### [Goal]
Quote the entries that follow exactly, leaving none out.

### [Raw records]
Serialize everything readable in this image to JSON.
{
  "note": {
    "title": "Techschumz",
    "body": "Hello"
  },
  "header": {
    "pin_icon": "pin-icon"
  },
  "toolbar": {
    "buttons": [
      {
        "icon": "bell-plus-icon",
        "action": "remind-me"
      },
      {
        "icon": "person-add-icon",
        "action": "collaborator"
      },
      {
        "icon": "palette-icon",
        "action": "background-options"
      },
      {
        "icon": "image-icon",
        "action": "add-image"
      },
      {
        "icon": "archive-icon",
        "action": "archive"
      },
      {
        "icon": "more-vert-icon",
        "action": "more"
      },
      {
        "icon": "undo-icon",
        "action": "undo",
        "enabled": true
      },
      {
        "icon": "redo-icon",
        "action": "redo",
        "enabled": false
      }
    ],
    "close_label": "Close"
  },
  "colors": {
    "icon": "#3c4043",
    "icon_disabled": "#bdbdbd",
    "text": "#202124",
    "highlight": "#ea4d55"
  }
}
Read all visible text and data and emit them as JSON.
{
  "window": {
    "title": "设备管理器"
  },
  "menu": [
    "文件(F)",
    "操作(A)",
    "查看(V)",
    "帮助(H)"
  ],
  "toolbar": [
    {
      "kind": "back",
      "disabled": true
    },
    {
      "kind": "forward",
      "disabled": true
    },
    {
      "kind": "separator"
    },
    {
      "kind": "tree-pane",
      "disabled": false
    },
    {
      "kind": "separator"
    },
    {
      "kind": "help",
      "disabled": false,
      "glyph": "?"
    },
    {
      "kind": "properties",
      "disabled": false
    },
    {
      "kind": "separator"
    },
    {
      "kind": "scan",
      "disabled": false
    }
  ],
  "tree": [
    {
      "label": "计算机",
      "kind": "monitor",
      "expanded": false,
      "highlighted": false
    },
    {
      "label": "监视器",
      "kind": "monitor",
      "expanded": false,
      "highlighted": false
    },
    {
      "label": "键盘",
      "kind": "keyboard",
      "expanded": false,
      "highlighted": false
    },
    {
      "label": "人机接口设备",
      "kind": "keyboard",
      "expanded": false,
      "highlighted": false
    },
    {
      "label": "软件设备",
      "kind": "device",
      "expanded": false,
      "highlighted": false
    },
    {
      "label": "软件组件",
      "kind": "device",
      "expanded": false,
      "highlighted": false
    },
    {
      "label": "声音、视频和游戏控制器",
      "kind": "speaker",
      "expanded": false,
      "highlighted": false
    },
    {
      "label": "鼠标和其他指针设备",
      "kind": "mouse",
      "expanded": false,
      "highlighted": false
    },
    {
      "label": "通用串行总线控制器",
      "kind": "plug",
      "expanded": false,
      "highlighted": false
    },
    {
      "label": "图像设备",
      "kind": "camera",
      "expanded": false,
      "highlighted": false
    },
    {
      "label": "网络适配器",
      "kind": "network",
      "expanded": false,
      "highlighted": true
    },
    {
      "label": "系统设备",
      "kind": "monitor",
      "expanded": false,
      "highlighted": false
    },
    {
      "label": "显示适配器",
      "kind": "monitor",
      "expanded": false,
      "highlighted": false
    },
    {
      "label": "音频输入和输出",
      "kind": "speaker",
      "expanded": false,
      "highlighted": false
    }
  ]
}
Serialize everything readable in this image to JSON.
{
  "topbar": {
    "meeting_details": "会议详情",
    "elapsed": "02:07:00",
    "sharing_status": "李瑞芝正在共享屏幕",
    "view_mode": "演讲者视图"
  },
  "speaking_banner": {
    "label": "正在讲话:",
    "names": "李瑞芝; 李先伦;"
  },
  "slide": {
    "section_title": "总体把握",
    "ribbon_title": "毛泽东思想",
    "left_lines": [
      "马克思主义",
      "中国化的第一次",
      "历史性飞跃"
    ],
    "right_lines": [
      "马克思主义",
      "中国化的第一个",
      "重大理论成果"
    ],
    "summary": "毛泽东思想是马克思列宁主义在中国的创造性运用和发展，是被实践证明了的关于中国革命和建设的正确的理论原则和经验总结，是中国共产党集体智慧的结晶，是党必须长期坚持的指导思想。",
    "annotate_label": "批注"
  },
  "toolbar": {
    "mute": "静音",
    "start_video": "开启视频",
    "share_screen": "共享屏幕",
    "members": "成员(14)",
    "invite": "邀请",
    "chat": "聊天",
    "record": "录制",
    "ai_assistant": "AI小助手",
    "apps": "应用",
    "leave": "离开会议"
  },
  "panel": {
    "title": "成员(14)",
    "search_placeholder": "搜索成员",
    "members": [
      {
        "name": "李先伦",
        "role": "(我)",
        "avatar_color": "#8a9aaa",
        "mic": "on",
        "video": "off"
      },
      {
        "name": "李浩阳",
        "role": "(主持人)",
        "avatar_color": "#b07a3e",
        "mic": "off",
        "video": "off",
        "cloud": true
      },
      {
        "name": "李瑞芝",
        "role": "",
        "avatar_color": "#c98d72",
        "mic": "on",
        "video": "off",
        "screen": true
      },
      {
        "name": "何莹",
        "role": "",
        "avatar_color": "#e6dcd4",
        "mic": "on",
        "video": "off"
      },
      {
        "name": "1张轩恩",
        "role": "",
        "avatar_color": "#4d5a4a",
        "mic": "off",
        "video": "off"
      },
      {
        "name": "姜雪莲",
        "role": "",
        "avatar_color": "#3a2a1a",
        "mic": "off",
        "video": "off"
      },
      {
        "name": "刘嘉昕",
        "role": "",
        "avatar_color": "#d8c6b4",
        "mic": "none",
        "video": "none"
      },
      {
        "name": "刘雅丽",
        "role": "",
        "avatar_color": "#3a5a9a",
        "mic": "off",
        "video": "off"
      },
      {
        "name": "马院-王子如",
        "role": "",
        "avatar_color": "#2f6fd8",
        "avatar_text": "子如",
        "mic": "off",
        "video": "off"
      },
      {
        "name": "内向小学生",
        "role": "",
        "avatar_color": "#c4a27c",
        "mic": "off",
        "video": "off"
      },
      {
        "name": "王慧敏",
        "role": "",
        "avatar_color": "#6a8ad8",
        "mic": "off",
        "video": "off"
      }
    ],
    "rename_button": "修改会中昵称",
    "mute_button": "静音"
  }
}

### [In response]
Serialize everything readable in this image to JSON.
{
  "note": {
    "title": "Techschumz",
    "body": "Hello"
  },
  "header": {
    "pin_icon": "pin-icon"
  },
  "toolbar": {
    "buttons": [
      {
        "icon": "bell-plus-icon",
        "action": "remind-me"
      },
      {
        "icon": "person-add-icon",
        "action": "collaborator"
      },
      {
        "icon": "palette-icon",
        "action": "background-options"
      },
      {
        "icon": "image-icon",
        "action": "add-image"
      },
      {
        "icon": "archive-icon",
        "action": "archive"
      },
      {
        "icon": "more-vert-icon",
        "action": "more"
      },
      {
        "icon": "undo-icon",
        "action": "undo",
        "enabled": true
      },
      {
        "icon": "redo-icon",
        "action": "redo",
        "enabled": false
      }
    ],
    "close_label": "Close"
  },
  "colors": {
    "icon": "#3c4043",
    "icon_disabled": "#bdbdbd",
    "text": "#202124",
    "highlight": "#ea4d55"
  }
}
Read all visible text and data and emit them as JSON.
{
  "window": {
    "title": "设备管理器"
  },
  "menu": [
    "文件(F)",
    "操作(A)",
    "查看(V)",
    "帮助(H)"
  ],
  "toolbar": [
    {
      "kind": "back",
      "disabled": true
    },
    {
      "kind": "forward",
      "disabled": true
    },
    {
      "kind": "separator"
    },
    {
      "kind": "tree-pane",
      "disabled": false
    },
    {
      "kind": "separator"
    },
    {
      "kind": "help",
      "disabled": false,
      "glyph": "?"
    },
    {
      "kind": "properties",
      "disabled": false
    },
    {
      "kind": "separator"
    },
    {
      "kind": "scan",
      "disabled": false
    }
  ],
  "tree": [
    {
      "label": "计算机",
      "kind": "monitor",
      "expanded": false,
      "highlighted": false
    },
    {
      "label": "监视器",
      "kind": "monitor",
      "expanded": false,
      "highlighted": false
    },
    {
      "label": "键盘",
      "kind": "keyboard",
      "expanded": false,
      "highlighted": false
    },
    {
      "label": "人机接口设备",
      "kind": "keyboard",
      "expanded": false,
      "highlighted": false
    },
    {
      "label": "软件设备",
      "kind": "device",
      "expanded": false,
      "highlighted": false
    },
    {
      "label": "软件组件",
      "kind": "device",
      "expanded": false,
      "highlighted": false
    },
    {
      "label": "声音、视频和游戏控制器",
      "kind": "speaker",
      "expanded": false,
      "highlighted": false
    },
    {
      "label": "鼠标和其他指针设备",
      "kind": "mouse",
      "expanded": false,
      "highlighted": false
    },
    {
      "label": "通用串行总线控制器",
      "kind": "plug",
      "expanded": false,
      "highlighted": false
    },
    {
      "label": "图像设备",
      "kind": "camera",
      "expanded": false,
      "highlighted": false
    },
    {
      "label": "网络适配器",
      "kind": "network",
      "expanded": false,
      "highlighted": true
    },
    {
      "label": "系统设备",
      "kind": "monitor",
      "expanded": false,
      "highlighted": false
    },
    {
      "label": "显示适配器",
      "kind": "monitor",
      "expanded": false,
      "highlighted": false
    },
    {
      "label": "音频输入和输出",
      "kind": "speaker",
      "expanded": false,
      "highlighted": false
    }
  ]
}
Serialize everything readable in this image to JSON.
{
  "topbar": {
    "meeting_details": "会议详情",
    "elapsed": "02:07:00",
    "sharing_status": "李瑞芝正在共享屏幕",
    "view_mode": "演讲者视图"
  },
  "speaking_banner": {
    "label": "正在讲话:",
    "names": "李瑞芝; 李先伦;"
  },
  "slide": {
    "section_title": "总体把握",
    "ribbon_title": "毛泽东思想",
    "left_lines": [
      "马克思主义",
      "中国化的第一次",
      "历史性飞跃"
    ],
    "right_lines": [
      "马克思主义",
      "中国化的第一个",
      "重大理论成果"
    ],
    "summary": "毛泽东思想是马克思列宁主义在中国的创造性运用和发展，是被实践证明了的关于中国革命和建设的正确的理论原则和经验总结，是中国共产党集体智慧的结晶，是党必须长期坚持的指导思想。",
    "annotate_label": "批注"
  },
  "toolbar": {
    "mute": "静音",
    "start_video": "开启视频",
    "share_screen": "共享屏幕",
    "members": "成员(14)",
    "invite": "邀请",
    "chat": "聊天",
    "record": "录制",
    "ai_assistant": "AI小助手",
    "apps": "应用",
    "leave": "离开会议"
  },
  "panel": {
    "title": "成员(14)",
    "search_placeholder": "搜索成员",
    "members": [
      {
        "name": "李先伦",
        "role": "(我)",
        "avatar_color": "#8a9aaa",
        "mic": "on",
        "video": "off"
      },
      {
        "name": "李浩阳",
        "role": "(主持人)",
        "avatar_color": "#b07a3e",
        "mic": "off",
        "video": "off",
        "cloud": true
      },
      {
        "name": "李瑞芝",
        "role": "",
        "avatar_color": "#c98d72",
        "mic": "on",
        "video": "off",
        "screen": true
      },
      {
        "name": "何莹",
        "role": "",
        "avatar_color": "#e6dcd4",
        "mic": "on",
        "video": "off"
      },
      {
        "name": "1张轩恩",
        "role": "",
        "avatar_color": "#4d5a4a",
        "mic": "off",
        "video": "off"
      },
      {
        "name": "姜雪莲",
        "role": "",
        "avatar_color": "#3a2a1a",
        "mic": "off",
        "video": "off"
      },
      {
        "name": "刘嘉昕",
        "role": "",
        "avatar_color": "#d8c6b4",
        "mic": "none",
        "video": "none"
      },
      {
        "name": "刘雅丽",
        "role": "",
        "avatar_color": "#3a5a9a",
        "mic": "off",
        "video": "off"
      },
      {
        "name": "马院-王子如",
        "role": "",
        "avatar_color": "#2f6fd8",
        "avatar_text": "子如",
        "mic": "off",
        "video": "off"
      },
      {
        "name": "内向小学生",
        "role": "",
        "avatar_color": "#c4a27c",
        "mic": "off",
        "video": "off"
      },
      {
        "name": "王慧敏",
        "role": "",
        "avatar_color": "#6a8ad8",
        "mic": "off",
        "video": "off"
      }
    ],
    "rename_button": "修改会中昵称",
    "mute_button": "静音"
  }
}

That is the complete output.